Job
Go through the entries one line at a time, and gather every line that has the word "true".

Collected data
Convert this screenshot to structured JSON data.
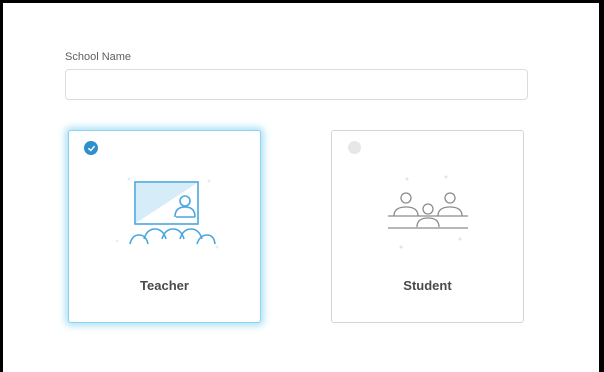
{
  "form": {
    "school_name_label": "School Name",
    "school_name_value": "",
    "school_name_placeholder": ""
  },
  "roles": [
    {
      "label": "Teacher",
      "selected": true,
      "icon": "classroom-teacher-icon"
    },
    {
      "label": "Student",
      "selected": false,
      "icon": "students-at-desk-icon"
    }
  ],
  "colors": {
    "accent": "#2e8fcf",
    "selected_glow": "#8cd3f1",
    "icon_stroke_blue": "#4aa6df",
    "icon_stroke_gray": "#8c8c8c"
  }
}
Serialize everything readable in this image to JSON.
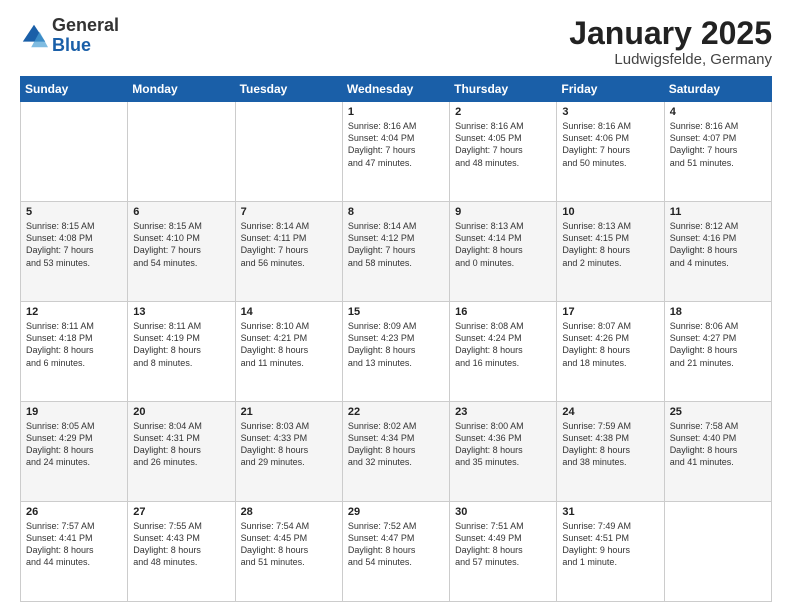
{
  "logo": {
    "general": "General",
    "blue": "Blue"
  },
  "title": "January 2025",
  "location": "Ludwigsfelde, Germany",
  "days_header": [
    "Sunday",
    "Monday",
    "Tuesday",
    "Wednesday",
    "Thursday",
    "Friday",
    "Saturday"
  ],
  "weeks": [
    [
      {
        "day": "",
        "info": ""
      },
      {
        "day": "",
        "info": ""
      },
      {
        "day": "",
        "info": ""
      },
      {
        "day": "1",
        "info": "Sunrise: 8:16 AM\nSunset: 4:04 PM\nDaylight: 7 hours\nand 47 minutes."
      },
      {
        "day": "2",
        "info": "Sunrise: 8:16 AM\nSunset: 4:05 PM\nDaylight: 7 hours\nand 48 minutes."
      },
      {
        "day": "3",
        "info": "Sunrise: 8:16 AM\nSunset: 4:06 PM\nDaylight: 7 hours\nand 50 minutes."
      },
      {
        "day": "4",
        "info": "Sunrise: 8:16 AM\nSunset: 4:07 PM\nDaylight: 7 hours\nand 51 minutes."
      }
    ],
    [
      {
        "day": "5",
        "info": "Sunrise: 8:15 AM\nSunset: 4:08 PM\nDaylight: 7 hours\nand 53 minutes."
      },
      {
        "day": "6",
        "info": "Sunrise: 8:15 AM\nSunset: 4:10 PM\nDaylight: 7 hours\nand 54 minutes."
      },
      {
        "day": "7",
        "info": "Sunrise: 8:14 AM\nSunset: 4:11 PM\nDaylight: 7 hours\nand 56 minutes."
      },
      {
        "day": "8",
        "info": "Sunrise: 8:14 AM\nSunset: 4:12 PM\nDaylight: 7 hours\nand 58 minutes."
      },
      {
        "day": "9",
        "info": "Sunrise: 8:13 AM\nSunset: 4:14 PM\nDaylight: 8 hours\nand 0 minutes."
      },
      {
        "day": "10",
        "info": "Sunrise: 8:13 AM\nSunset: 4:15 PM\nDaylight: 8 hours\nand 2 minutes."
      },
      {
        "day": "11",
        "info": "Sunrise: 8:12 AM\nSunset: 4:16 PM\nDaylight: 8 hours\nand 4 minutes."
      }
    ],
    [
      {
        "day": "12",
        "info": "Sunrise: 8:11 AM\nSunset: 4:18 PM\nDaylight: 8 hours\nand 6 minutes."
      },
      {
        "day": "13",
        "info": "Sunrise: 8:11 AM\nSunset: 4:19 PM\nDaylight: 8 hours\nand 8 minutes."
      },
      {
        "day": "14",
        "info": "Sunrise: 8:10 AM\nSunset: 4:21 PM\nDaylight: 8 hours\nand 11 minutes."
      },
      {
        "day": "15",
        "info": "Sunrise: 8:09 AM\nSunset: 4:23 PM\nDaylight: 8 hours\nand 13 minutes."
      },
      {
        "day": "16",
        "info": "Sunrise: 8:08 AM\nSunset: 4:24 PM\nDaylight: 8 hours\nand 16 minutes."
      },
      {
        "day": "17",
        "info": "Sunrise: 8:07 AM\nSunset: 4:26 PM\nDaylight: 8 hours\nand 18 minutes."
      },
      {
        "day": "18",
        "info": "Sunrise: 8:06 AM\nSunset: 4:27 PM\nDaylight: 8 hours\nand 21 minutes."
      }
    ],
    [
      {
        "day": "19",
        "info": "Sunrise: 8:05 AM\nSunset: 4:29 PM\nDaylight: 8 hours\nand 24 minutes."
      },
      {
        "day": "20",
        "info": "Sunrise: 8:04 AM\nSunset: 4:31 PM\nDaylight: 8 hours\nand 26 minutes."
      },
      {
        "day": "21",
        "info": "Sunrise: 8:03 AM\nSunset: 4:33 PM\nDaylight: 8 hours\nand 29 minutes."
      },
      {
        "day": "22",
        "info": "Sunrise: 8:02 AM\nSunset: 4:34 PM\nDaylight: 8 hours\nand 32 minutes."
      },
      {
        "day": "23",
        "info": "Sunrise: 8:00 AM\nSunset: 4:36 PM\nDaylight: 8 hours\nand 35 minutes."
      },
      {
        "day": "24",
        "info": "Sunrise: 7:59 AM\nSunset: 4:38 PM\nDaylight: 8 hours\nand 38 minutes."
      },
      {
        "day": "25",
        "info": "Sunrise: 7:58 AM\nSunset: 4:40 PM\nDaylight: 8 hours\nand 41 minutes."
      }
    ],
    [
      {
        "day": "26",
        "info": "Sunrise: 7:57 AM\nSunset: 4:41 PM\nDaylight: 8 hours\nand 44 minutes."
      },
      {
        "day": "27",
        "info": "Sunrise: 7:55 AM\nSunset: 4:43 PM\nDaylight: 8 hours\nand 48 minutes."
      },
      {
        "day": "28",
        "info": "Sunrise: 7:54 AM\nSunset: 4:45 PM\nDaylight: 8 hours\nand 51 minutes."
      },
      {
        "day": "29",
        "info": "Sunrise: 7:52 AM\nSunset: 4:47 PM\nDaylight: 8 hours\nand 54 minutes."
      },
      {
        "day": "30",
        "info": "Sunrise: 7:51 AM\nSunset: 4:49 PM\nDaylight: 8 hours\nand 57 minutes."
      },
      {
        "day": "31",
        "info": "Sunrise: 7:49 AM\nSunset: 4:51 PM\nDaylight: 9 hours\nand 1 minute."
      },
      {
        "day": "",
        "info": ""
      }
    ]
  ]
}
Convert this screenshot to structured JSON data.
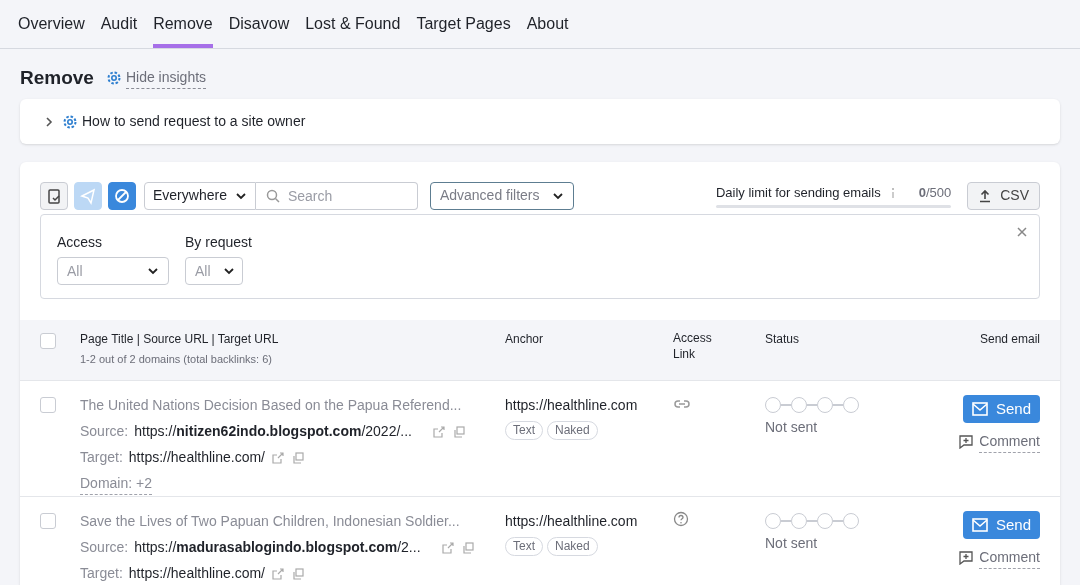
{
  "tabs": [
    {
      "label": "Overview",
      "selected": false
    },
    {
      "label": "Audit",
      "selected": false
    },
    {
      "label": "Remove",
      "selected": true
    },
    {
      "label": "Disavow",
      "selected": false
    },
    {
      "label": "Lost & Found",
      "selected": false
    },
    {
      "label": "Target Pages",
      "selected": false
    },
    {
      "label": "About",
      "selected": false
    }
  ],
  "page_title": "Remove",
  "insights_link": "Hide insights",
  "insight": {
    "text": "How to send request to a site owner",
    "expanded": false
  },
  "toolbar": {
    "icon_buttons": [
      {
        "kind": "export",
        "disabled": false,
        "active": false
      },
      {
        "kind": "send",
        "disabled": true,
        "active": false
      },
      {
        "kind": "block",
        "disabled": false,
        "active": true
      }
    ],
    "scope": "Everywhere",
    "search": {
      "placeholder": "Search"
    },
    "advanced_filters": "Advanced filters",
    "daily_limit": {
      "label": "Daily limit for sending emails",
      "count": "**0**/500",
      "level": 0
    },
    "csv_button": "CSV"
  },
  "filters": [
    {
      "label": "Access",
      "value": "All"
    },
    {
      "label": "By request",
      "value": "All"
    }
  ],
  "table": {
    "columns": [
      {
        "title": "Page Title | Source URL | Target URL",
        "subtitle": "1-2 out of 2 domains (total backlinks: 6)"
      },
      {
        "title": "Anchor"
      },
      {
        "title": "Access Link"
      },
      {
        "title": "Status"
      },
      {
        "title": "Send email"
      }
    ],
    "header_checked": false,
    "rows": [
      {
        "checked": false,
        "title": "The United Nations Decision Based on the Papua Referend...",
        "source_label": "Source:",
        "source": "https://**nitizen62indo.blogspot.com**/2022/...",
        "target_label": "Target:",
        "target": "https://healthline.com/",
        "domain": "Domain: +2",
        "anchor": "https://healthline.com",
        "tags": [
          "Text",
          "Naked"
        ],
        "access": {
          "kind": "link"
        },
        "steps": [
          {
            "done": false
          },
          {
            "done": false
          },
          {
            "done": false
          },
          {
            "done": false
          }
        ],
        "status": "Not sent",
        "send": "Send",
        "comment": "Comment"
      },
      {
        "checked": false,
        "title": "Save the Lives of Two Papuan Children, Indonesian Soldier...",
        "source_label": "Source:",
        "source": "https://**madurasablogindo.blogspot.com**/2...",
        "target_label": "Target:",
        "target": "https://healthline.com/",
        "anchor": "https://healthline.com",
        "tags": [
          "Text",
          "Naked"
        ],
        "access": {
          "kind": "unknown"
        },
        "steps": [
          {
            "done": false
          },
          {
            "done": false
          },
          {
            "done": false
          },
          {
            "done": false
          }
        ],
        "status": "Not sent",
        "send": "Send",
        "comment": "Comment"
      }
    ]
  }
}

The response
      "selected": true,
      "selected": true
        "disabled": true,
        "active": true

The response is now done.